> [TASK TO COMPLETE]: All of the records below should be output exactly.

• • • • •

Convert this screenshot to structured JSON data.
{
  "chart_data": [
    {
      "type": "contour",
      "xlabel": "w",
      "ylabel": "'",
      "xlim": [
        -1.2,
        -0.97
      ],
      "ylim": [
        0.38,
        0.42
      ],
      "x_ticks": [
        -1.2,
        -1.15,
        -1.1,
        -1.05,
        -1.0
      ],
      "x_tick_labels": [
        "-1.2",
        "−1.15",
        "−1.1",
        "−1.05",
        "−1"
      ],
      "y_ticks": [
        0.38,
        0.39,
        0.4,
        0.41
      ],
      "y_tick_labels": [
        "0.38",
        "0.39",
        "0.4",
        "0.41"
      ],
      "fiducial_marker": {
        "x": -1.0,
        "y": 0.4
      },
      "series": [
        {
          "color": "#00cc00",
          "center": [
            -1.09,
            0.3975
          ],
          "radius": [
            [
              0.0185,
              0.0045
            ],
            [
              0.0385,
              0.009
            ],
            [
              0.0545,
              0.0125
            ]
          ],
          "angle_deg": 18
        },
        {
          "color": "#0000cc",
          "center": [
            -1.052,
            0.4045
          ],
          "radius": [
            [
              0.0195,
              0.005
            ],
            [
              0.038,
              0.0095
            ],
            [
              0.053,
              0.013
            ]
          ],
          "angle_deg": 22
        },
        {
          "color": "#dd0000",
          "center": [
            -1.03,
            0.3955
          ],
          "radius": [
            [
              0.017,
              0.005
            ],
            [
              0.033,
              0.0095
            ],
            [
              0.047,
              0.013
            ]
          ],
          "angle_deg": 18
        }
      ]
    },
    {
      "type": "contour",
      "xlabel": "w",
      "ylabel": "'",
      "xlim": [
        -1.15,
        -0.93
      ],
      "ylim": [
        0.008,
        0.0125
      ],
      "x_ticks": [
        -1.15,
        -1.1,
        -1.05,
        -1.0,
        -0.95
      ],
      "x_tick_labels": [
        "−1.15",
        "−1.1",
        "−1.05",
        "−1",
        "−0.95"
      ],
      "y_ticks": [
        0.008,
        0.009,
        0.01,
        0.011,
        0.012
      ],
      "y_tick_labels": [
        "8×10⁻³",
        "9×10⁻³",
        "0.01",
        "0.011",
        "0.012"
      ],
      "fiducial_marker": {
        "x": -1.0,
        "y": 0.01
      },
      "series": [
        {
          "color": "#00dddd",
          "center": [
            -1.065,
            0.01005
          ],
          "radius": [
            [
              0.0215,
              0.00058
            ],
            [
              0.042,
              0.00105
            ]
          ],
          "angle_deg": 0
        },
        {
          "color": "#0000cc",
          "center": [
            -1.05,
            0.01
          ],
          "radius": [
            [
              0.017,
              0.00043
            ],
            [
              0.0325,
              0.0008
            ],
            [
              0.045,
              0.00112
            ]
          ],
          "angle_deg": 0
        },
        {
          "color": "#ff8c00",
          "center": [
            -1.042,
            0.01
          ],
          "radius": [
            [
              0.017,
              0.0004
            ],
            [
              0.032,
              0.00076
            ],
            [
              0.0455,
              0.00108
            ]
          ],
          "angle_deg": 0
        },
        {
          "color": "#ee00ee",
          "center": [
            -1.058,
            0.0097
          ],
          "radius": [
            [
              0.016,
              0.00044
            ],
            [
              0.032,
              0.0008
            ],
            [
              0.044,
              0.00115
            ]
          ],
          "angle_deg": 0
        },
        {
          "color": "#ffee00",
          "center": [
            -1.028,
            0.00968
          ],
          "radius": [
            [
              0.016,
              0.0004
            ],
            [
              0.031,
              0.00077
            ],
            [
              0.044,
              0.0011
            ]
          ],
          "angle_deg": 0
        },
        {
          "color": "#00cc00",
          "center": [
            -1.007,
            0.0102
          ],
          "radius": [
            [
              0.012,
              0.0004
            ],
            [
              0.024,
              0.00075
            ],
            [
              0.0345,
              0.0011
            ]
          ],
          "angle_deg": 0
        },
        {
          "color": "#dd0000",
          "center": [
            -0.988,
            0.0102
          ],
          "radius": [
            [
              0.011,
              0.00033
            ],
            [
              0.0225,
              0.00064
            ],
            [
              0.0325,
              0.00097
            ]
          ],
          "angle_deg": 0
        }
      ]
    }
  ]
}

• • • • •

> [ANSWER TO THE TASK]:
Convert this screenshot to structured JSON data.
{
  "chart_data": [
    {
      "type": "contour",
      "xlabel": "w",
      "ylabel": "'",
      "xlim": [
        -1.2,
        -0.97
      ],
      "ylim": [
        0.38,
        0.42
      ],
      "x_ticks": [
        -1.2,
        -1.15,
        -1.1,
        -1.05,
        -1.0
      ],
      "x_tick_labels": [
        "-1.2",
        "−1.15",
        "−1.1",
        "−1.05",
        "−1"
      ],
      "y_ticks": [
        0.38,
        0.39,
        0.4,
        0.41
      ],
      "y_tick_labels": [
        "0.38",
        "0.39",
        "0.4",
        "0.41"
      ],
      "fiducial_marker": {
        "x": -1.0,
        "y": 0.4
      },
      "series": [
        {
          "color": "#00cc00",
          "center": [
            -1.09,
            0.3975
          ],
          "radius": [
            [
              0.0185,
              0.0045
            ],
            [
              0.0385,
              0.009
            ],
            [
              0.0545,
              0.0125
            ]
          ],
          "angle_deg": 18
        },
        {
          "color": "#0000cc",
          "center": [
            -1.052,
            0.4045
          ],
          "radius": [
            [
              0.0195,
              0.005
            ],
            [
              0.038,
              0.0095
            ],
            [
              0.053,
              0.013
            ]
          ],
          "angle_deg": 22
        },
        {
          "color": "#dd0000",
          "center": [
            -1.03,
            0.3955
          ],
          "radius": [
            [
              0.017,
              0.005
            ],
            [
              0.033,
              0.0095
            ],
            [
              0.047,
              0.013
            ]
          ],
          "angle_deg": 18
        }
      ]
    },
    {
      "type": "contour",
      "xlabel": "w",
      "ylabel": "'",
      "xlim": [
        -1.15,
        -0.93
      ],
      "ylim": [
        0.008,
        0.0125
      ],
      "x_ticks": [
        -1.15,
        -1.1,
        -1.05,
        -1.0,
        -0.95
      ],
      "x_tick_labels": [
        "−1.15",
        "−1.1",
        "−1.05",
        "−1",
        "−0.95"
      ],
      "y_ticks": [
        0.008,
        0.009,
        0.01,
        0.011,
        0.012
      ],
      "y_tick_labels": [
        "8×10⁻³",
        "9×10⁻³",
        "0.01",
        "0.011",
        "0.012"
      ],
      "fiducial_marker": {
        "x": -1.0,
        "y": 0.01
      },
      "series": [
        {
          "color": "#00dddd",
          "center": [
            -1.065,
            0.01005
          ],
          "radius": [
            [
              0.0215,
              0.00058
            ],
            [
              0.042,
              0.00105
            ]
          ],
          "angle_deg": 0
        },
        {
          "color": "#0000cc",
          "center": [
            -1.05,
            0.01
          ],
          "radius": [
            [
              0.017,
              0.00043
            ],
            [
              0.0325,
              0.0008
            ],
            [
              0.045,
              0.00112
            ]
          ],
          "angle_deg": 0
        },
        {
          "color": "#ff8c00",
          "center": [
            -1.042,
            0.01
          ],
          "radius": [
            [
              0.017,
              0.0004
            ],
            [
              0.032,
              0.00076
            ],
            [
              0.0455,
              0.00108
            ]
          ],
          "angle_deg": 0
        },
        {
          "color": "#ee00ee",
          "center": [
            -1.058,
            0.0097
          ],
          "radius": [
            [
              0.016,
              0.00044
            ],
            [
              0.032,
              0.0008
            ],
            [
              0.044,
              0.00115
            ]
          ],
          "angle_deg": 0
        },
        {
          "color": "#ffee00",
          "center": [
            -1.028,
            0.00968
          ],
          "radius": [
            [
              0.016,
              0.0004
            ],
            [
              0.031,
              0.00077
            ],
            [
              0.044,
              0.0011
            ]
          ],
          "angle_deg": 0
        },
        {
          "color": "#00cc00",
          "center": [
            -1.007,
            0.0102
          ],
          "radius": [
            [
              0.012,
              0.0004
            ],
            [
              0.024,
              0.00075
            ],
            [
              0.0345,
              0.0011
            ]
          ],
          "angle_deg": 0
        },
        {
          "color": "#dd0000",
          "center": [
            -0.988,
            0.0102
          ],
          "radius": [
            [
              0.011,
              0.00033
            ],
            [
              0.0225,
              0.00064
            ],
            [
              0.0325,
              0.00097
            ]
          ],
          "angle_deg": 0
        }
      ]
    }
  ]
}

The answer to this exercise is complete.